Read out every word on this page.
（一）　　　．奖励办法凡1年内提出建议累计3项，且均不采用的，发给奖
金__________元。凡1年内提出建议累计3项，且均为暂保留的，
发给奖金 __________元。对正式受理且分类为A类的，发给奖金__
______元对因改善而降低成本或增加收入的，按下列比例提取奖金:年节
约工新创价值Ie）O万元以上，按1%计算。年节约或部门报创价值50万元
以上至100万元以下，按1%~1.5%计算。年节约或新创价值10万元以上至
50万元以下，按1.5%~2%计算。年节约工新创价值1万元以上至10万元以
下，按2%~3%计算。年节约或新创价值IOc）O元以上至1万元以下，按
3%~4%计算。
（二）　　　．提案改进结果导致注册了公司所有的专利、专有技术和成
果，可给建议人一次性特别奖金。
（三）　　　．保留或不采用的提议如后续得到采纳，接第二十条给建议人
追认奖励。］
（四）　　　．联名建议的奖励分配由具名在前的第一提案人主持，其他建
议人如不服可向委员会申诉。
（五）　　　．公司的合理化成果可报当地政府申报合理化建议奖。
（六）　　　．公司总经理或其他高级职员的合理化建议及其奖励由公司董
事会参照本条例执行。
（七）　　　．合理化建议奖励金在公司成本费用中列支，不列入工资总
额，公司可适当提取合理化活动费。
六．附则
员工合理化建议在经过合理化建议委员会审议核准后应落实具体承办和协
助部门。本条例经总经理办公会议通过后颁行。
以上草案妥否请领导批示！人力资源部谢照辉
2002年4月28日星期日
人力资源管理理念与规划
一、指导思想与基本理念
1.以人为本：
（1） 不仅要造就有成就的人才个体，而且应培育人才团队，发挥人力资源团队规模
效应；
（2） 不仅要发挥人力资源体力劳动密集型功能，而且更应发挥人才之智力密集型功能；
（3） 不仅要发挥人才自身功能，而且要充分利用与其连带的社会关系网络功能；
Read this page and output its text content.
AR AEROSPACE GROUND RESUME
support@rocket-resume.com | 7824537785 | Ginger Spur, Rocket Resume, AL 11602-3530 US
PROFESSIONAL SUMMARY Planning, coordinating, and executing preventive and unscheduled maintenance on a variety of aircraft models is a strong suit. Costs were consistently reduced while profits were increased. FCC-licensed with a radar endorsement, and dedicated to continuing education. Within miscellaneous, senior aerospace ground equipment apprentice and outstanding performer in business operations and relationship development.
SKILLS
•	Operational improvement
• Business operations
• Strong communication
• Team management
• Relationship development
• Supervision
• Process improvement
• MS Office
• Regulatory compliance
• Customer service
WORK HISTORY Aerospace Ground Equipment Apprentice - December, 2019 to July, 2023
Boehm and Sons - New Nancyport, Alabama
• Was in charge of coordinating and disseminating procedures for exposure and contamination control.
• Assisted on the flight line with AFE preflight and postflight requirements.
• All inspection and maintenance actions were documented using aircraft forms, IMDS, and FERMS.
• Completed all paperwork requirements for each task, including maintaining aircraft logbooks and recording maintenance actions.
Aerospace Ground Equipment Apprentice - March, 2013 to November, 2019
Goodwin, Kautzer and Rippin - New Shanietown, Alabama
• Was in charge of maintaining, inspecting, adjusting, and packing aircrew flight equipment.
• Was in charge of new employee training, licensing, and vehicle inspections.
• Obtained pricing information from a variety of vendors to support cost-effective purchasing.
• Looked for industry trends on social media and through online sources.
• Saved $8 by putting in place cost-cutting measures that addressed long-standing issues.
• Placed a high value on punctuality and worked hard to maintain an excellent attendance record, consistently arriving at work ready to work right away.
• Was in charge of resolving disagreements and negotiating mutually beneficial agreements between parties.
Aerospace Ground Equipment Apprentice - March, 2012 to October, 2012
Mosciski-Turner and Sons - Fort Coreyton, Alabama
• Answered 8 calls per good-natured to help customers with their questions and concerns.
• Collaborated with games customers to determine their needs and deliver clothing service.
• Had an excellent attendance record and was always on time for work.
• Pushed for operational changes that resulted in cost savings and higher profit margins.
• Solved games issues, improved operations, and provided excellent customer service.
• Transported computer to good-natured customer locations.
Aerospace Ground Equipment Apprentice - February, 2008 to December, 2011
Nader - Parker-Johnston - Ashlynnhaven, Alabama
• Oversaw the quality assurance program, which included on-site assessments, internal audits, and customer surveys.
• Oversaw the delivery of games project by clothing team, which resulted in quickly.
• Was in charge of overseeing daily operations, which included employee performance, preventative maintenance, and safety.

----

| YOUR INSTRUCTIONS |
Return all of the data word for word.

| TASK RESULT |
Read out every word on this page.
（一）　　　．奖励办法凡1年内提出建议累计3项，且均不采用的，发给奖
金__________元。凡1年内提出建议累计3项，且均为暂保留的，
发给奖金 __________元。对正式受理且分类为A类的，发给奖金__
______元对因改善而降低成本或增加收入的，按下列比例提取奖金:年节
约工新创价值Ie）O万元以上，按1%计算。年节约或部门报创价值50万元
以上至100万元以下，按1%~1.5%计算。年节约或新创价值10万元以上至
50万元以下，按1.5%~2%计算。年节约工新创价值1万元以上至10万元以
下，按2%~3%计算。年节约或新创价值IOc）O元以上至1万元以下，按
3%~4%计算。
（二）　　　．提案改进结果导致注册了公司所有的专利、专有技术和成
果，可给建议人一次性特别奖金。
（三）　　　．保留或不采用的提议如后续得到采纳，接第二十条给建议人
追认奖励。］
（四）　　　．联名建议的奖励分配由具名在前的第一提案人主持，其他建
议人如不服可向委员会申诉。
（五）　　　．公司的合理化成果可报当地政府申报合理化建议奖。
（六）　　　．公司总经理或其他高级职员的合理化建议及其奖励由公司董
事会参照本条例执行。
（七）　　　．合理化建议奖励金在公司成本费用中列支，不列入工资总
额，公司可适当提取合理化活动费。
六．附则
员工合理化建议在经过合理化建议委员会审议核准后应落实具体承办和协
助部门。本条例经总经理办公会议通过后颁行。
以上草案妥否请领导批示！人力资源部谢照辉
2002年4月28日星期日
人力资源管理理念与规划
一、指导思想与基本理念
1.以人为本：
（1） 不仅要造就有成就的人才个体，而且应培育人才团队，发挥人力资源团队规模
效应；
（2） 不仅要发挥人力资源体力劳动密集型功能，而且更应发挥人才之智力密集型功能；
（3） 不仅要发挥人才自身功能，而且要充分利用与其连带的社会关系网络功能；
Read this page and output its text content.
AR AEROSPACE GROUND RESUME
support@rocket-resume.com | 7824537785 | Ginger Spur, Rocket Resume, AL 11602-3530 US
PROFESSIONAL SUMMARY Planning, coordinating, and executing preventive and unscheduled maintenance on a variety of aircraft models is a strong suit. Costs were consistently reduced while profits were increased. FCC-licensed with a radar endorsement, and dedicated to continuing education. Within miscellaneous, senior aerospace ground equipment apprentice and outstanding performer in business operations and relationship development.
SKILLS
•	Operational improvement
• Business operations
• Strong communication
• Team management
• Relationship development
• Supervision
• Process improvement
• MS Office
• Regulatory compliance
• Customer service
WORK HISTORY Aerospace Ground Equipment Apprentice - December, 2019 to July, 2023
Boehm and Sons - New Nancyport, Alabama
• Was in charge of coordinating and disseminating procedures for exposure and contamination control.
• Assisted on the flight line with AFE preflight and postflight requirements.
• All inspection and maintenance actions were documented using aircraft forms, IMDS, and FERMS.
• Completed all paperwork requirements for each task, including maintaining aircraft logbooks and recording maintenance actions.
Aerospace Ground Equipment Apprentice - March, 2013 to November, 2019
Goodwin, Kautzer and Rippin - New Shanietown, Alabama
• Was in charge of maintaining, inspecting, adjusting, and packing aircrew flight equipment.
• Was in charge of new employee training, licensing, and vehicle inspections.
• Obtained pricing information from a variety of vendors to support cost-effective purchasing.
• Looked for industry trends on social media and through online sources.
• Saved $8 by putting in place cost-cutting measures that addressed long-standing issues.
• Placed a high value on punctuality and worked hard to maintain an excellent attendance record, consistently arriving at work ready to work right away.
• Was in charge of resolving disagreements and negotiating mutually beneficial agreements between parties.
Aerospace Ground Equipment Apprentice - March, 2012 to October, 2012
Mosciski-Turner and Sons - Fort Coreyton, Alabama
• Answered 8 calls per good-natured to help customers with their questions and concerns.
• Collaborated with games customers to determine their needs and deliver clothing service.
• Had an excellent attendance record and was always on time for work.
• Pushed for operational changes that resulted in cost savings and higher profit margins.
• Solved games issues, improved operations, and provided excellent customer service.
• Transported computer to good-natured customer locations.
Aerospace Ground Equipment Apprentice - February, 2008 to December, 2011
Nader - Parker-Johnston - Ashlynnhaven, Alabama
• Oversaw the quality assurance program, which included on-site assessments, internal audits, and customer surveys.
• Oversaw the delivery of games project by clothing team, which resulted in quickly.
• Was in charge of overseeing daily operations, which included employee performance, preventative maintenance, and safety.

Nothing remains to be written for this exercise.